#### [Problem details]
All of the records listed below should be retyped exactly.

#### [Rows from a figure dataset]
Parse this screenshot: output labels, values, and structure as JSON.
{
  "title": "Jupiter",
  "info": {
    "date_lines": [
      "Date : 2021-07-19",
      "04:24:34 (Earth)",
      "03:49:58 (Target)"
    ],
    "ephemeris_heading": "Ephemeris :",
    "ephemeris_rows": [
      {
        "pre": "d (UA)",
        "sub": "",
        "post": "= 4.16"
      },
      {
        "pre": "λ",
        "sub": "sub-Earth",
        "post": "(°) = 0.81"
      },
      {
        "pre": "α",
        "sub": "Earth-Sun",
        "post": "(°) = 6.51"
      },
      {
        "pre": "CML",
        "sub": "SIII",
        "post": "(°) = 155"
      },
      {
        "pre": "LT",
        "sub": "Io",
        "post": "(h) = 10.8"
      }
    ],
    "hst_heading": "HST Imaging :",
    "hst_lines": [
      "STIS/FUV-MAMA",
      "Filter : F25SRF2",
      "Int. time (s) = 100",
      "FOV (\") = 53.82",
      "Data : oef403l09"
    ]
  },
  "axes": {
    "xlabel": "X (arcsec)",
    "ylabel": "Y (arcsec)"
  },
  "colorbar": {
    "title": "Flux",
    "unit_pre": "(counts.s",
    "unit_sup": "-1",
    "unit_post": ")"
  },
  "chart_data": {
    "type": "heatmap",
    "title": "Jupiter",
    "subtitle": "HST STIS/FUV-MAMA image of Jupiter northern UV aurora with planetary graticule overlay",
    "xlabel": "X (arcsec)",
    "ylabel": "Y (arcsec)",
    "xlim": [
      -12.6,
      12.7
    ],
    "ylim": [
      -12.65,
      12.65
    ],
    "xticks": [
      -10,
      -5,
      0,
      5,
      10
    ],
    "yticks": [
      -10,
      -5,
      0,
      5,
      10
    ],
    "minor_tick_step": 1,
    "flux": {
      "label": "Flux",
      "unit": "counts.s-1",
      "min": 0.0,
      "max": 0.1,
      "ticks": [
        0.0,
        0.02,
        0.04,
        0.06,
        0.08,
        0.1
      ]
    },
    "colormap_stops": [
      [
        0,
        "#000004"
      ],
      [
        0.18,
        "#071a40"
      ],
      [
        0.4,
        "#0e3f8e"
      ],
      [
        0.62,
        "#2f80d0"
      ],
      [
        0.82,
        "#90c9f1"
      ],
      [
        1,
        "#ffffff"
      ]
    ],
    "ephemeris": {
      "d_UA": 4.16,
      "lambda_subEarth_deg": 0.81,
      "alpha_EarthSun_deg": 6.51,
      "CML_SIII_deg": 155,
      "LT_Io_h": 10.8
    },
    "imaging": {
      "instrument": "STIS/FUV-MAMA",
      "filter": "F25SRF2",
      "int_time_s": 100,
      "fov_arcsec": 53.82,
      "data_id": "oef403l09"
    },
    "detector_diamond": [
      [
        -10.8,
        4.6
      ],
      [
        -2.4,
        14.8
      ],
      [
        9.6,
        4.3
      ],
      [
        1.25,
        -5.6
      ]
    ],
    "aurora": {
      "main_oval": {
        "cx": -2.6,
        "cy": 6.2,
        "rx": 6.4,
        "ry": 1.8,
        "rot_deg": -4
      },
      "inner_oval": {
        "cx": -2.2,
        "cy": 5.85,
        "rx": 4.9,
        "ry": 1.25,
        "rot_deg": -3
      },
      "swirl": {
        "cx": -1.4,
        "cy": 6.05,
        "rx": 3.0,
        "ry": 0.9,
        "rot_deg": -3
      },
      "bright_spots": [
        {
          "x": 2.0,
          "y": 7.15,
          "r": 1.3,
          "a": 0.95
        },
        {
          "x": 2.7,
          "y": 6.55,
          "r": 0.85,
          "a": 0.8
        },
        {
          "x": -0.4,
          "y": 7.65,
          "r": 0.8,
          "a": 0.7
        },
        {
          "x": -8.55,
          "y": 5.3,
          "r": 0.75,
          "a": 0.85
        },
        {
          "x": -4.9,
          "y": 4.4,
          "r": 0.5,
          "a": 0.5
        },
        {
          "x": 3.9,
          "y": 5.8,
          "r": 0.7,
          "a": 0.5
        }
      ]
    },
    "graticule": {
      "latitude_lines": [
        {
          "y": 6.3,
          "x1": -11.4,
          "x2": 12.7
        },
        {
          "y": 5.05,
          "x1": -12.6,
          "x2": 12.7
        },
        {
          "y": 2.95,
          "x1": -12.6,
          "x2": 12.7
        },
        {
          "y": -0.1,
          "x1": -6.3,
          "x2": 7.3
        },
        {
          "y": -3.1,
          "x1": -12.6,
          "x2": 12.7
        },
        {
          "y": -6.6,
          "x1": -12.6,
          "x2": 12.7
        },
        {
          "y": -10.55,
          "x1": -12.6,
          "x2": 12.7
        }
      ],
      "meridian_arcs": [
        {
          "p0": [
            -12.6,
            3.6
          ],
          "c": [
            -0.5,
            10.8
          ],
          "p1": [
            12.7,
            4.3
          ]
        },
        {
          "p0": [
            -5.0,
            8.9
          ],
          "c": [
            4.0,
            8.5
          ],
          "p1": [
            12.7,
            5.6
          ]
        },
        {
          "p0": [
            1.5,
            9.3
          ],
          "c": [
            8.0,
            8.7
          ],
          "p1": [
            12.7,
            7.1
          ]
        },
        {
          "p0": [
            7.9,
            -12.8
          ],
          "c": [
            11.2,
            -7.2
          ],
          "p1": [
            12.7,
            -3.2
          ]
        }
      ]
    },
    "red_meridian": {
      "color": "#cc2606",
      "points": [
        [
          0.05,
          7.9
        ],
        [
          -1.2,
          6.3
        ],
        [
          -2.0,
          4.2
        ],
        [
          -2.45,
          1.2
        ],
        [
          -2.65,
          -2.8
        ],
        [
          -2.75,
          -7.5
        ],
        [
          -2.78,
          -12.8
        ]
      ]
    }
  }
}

#### [Written response]
Parse this screenshot: output labels, values, and structure as JSON.
{
  "title": "Jupiter",
  "info": {
    "date_lines": [
      "Date : 2021-07-19",
      "04:24:34 (Earth)",
      "03:49:58 (Target)"
    ],
    "ephemeris_heading": "Ephemeris :",
    "ephemeris_rows": [
      {
        "pre": "d (UA)",
        "sub": "",
        "post": "= 4.16"
      },
      {
        "pre": "λ",
        "sub": "sub-Earth",
        "post": "(°) = 0.81"
      },
      {
        "pre": "α",
        "sub": "Earth-Sun",
        "post": "(°) = 6.51"
      },
      {
        "pre": "CML",
        "sub": "SIII",
        "post": "(°) = 155"
      },
      {
        "pre": "LT",
        "sub": "Io",
        "post": "(h) = 10.8"
      }
    ],
    "hst_heading": "HST Imaging :",
    "hst_lines": [
      "STIS/FUV-MAMA",
      "Filter : F25SRF2",
      "Int. time (s) = 100",
      "FOV (\") = 53.82",
      "Data : oef403l09"
    ]
  },
  "axes": {
    "xlabel": "X (arcsec)",
    "ylabel": "Y (arcsec)"
  },
  "colorbar": {
    "title": "Flux",
    "unit_pre": "(counts.s",
    "unit_sup": "-1",
    "unit_post": ")"
  },
  "chart_data": {
    "type": "heatmap",
    "title": "Jupiter",
    "subtitle": "HST STIS/FUV-MAMA image of Jupiter northern UV aurora with planetary graticule overlay",
    "xlabel": "X (arcsec)",
    "ylabel": "Y (arcsec)",
    "xlim": [
      -12.6,
      12.7
    ],
    "ylim": [
      -12.65,
      12.65
    ],
    "xticks": [
      -10,
      -5,
      0,
      5,
      10
    ],
    "yticks": [
      -10,
      -5,
      0,
      5,
      10
    ],
    "minor_tick_step": 1,
    "flux": {
      "label": "Flux",
      "unit": "counts.s-1",
      "min": 0.0,
      "max": 0.1,
      "ticks": [
        0.0,
        0.02,
        0.04,
        0.06,
        0.08,
        0.1
      ]
    },
    "colormap_stops": [
      [
        0,
        "#000004"
      ],
      [
        0.18,
        "#071a40"
      ],
      [
        0.4,
        "#0e3f8e"
      ],
      [
        0.62,
        "#2f80d0"
      ],
      [
        0.82,
        "#90c9f1"
      ],
      [
        1,
        "#ffffff"
      ]
    ],
    "ephemeris": {
      "d_UA": 4.16,
      "lambda_subEarth_deg": 0.81,
      "alpha_EarthSun_deg": 6.51,
      "CML_SIII_deg": 155,
      "LT_Io_h": 10.8
    },
    "imaging": {
      "instrument": "STIS/FUV-MAMA",
      "filter": "F25SRF2",
      "int_time_s": 100,
      "fov_arcsec": 53.82,
      "data_id": "oef403l09"
    },
    "detector_diamond": [
      [
        -10.8,
        4.6
      ],
      [
        -2.4,
        14.8
      ],
      [
        9.6,
        4.3
      ],
      [
        1.25,
        -5.6
      ]
    ],
    "aurora": {
      "main_oval": {
        "cx": -2.6,
        "cy": 6.2,
        "rx": 6.4,
        "ry": 1.8,
        "rot_deg": -4
      },
      "inner_oval": {
        "cx": -2.2,
        "cy": 5.85,
        "rx": 4.9,
        "ry": 1.25,
        "rot_deg": -3
      },
      "swirl": {
        "cx": -1.4,
        "cy": 6.05,
        "rx": 3.0,
        "ry": 0.9,
        "rot_deg": -3
      },
      "bright_spots": [
        {
          "x": 2.0,
          "y": 7.15,
          "r": 1.3,
          "a": 0.95
        },
        {
          "x": 2.7,
          "y": 6.55,
          "r": 0.85,
          "a": 0.8
        },
        {
          "x": -0.4,
          "y": 7.65,
          "r": 0.8,
          "a": 0.7
        },
        {
          "x": -8.55,
          "y": 5.3,
          "r": 0.75,
          "a": 0.85
        },
        {
          "x": -4.9,
          "y": 4.4,
          "r": 0.5,
          "a": 0.5
        },
        {
          "x": 3.9,
          "y": 5.8,
          "r": 0.7,
          "a": 0.5
        }
      ]
    },
    "graticule": {
      "latitude_lines": [
        {
          "y": 6.3,
          "x1": -11.4,
          "x2": 12.7
        },
        {
          "y": 5.05,
          "x1": -12.6,
          "x2": 12.7
        },
        {
          "y": 2.95,
          "x1": -12.6,
          "x2": 12.7
        },
        {
          "y": -0.1,
          "x1": -6.3,
          "x2": 7.3
        },
        {
          "y": -3.1,
          "x1": -12.6,
          "x2": 12.7
        },
        {
          "y": -6.6,
          "x1": -12.6,
          "x2": 12.7
        },
        {
          "y": -10.55,
          "x1": -12.6,
          "x2": 12.7
        }
      ],
      "meridian_arcs": [
        {
          "p0": [
            -12.6,
            3.6
          ],
          "c": [
            -0.5,
            10.8
          ],
          "p1": [
            12.7,
            4.3
          ]
        },
        {
          "p0": [
            -5.0,
            8.9
          ],
          "c": [
            4.0,
            8.5
          ],
          "p1": [
            12.7,
            5.6
          ]
        },
        {
          "p0": [
            1.5,
            9.3
          ],
          "c": [
            8.0,
            8.7
          ],
          "p1": [
            12.7,
            7.1
          ]
        },
        {
          "p0": [
            7.9,
            -12.8
          ],
          "c": [
            11.2,
            -7.2
          ],
          "p1": [
            12.7,
            -3.2
          ]
        }
      ]
    },
    "red_meridian": {
      "color": "#cc2606",
      "points": [
        [
          0.05,
          7.9
        ],
        [
          -1.2,
          6.3
        ],
        [
          -2.0,
          4.2
        ],
        [
          -2.45,
          1.2
        ],
        [
          -2.65,
          -2.8
        ],
        [
          -2.75,
          -7.5
        ],
        [
          -2.78,
          -12.8
        ]
      ]
    }
  }
}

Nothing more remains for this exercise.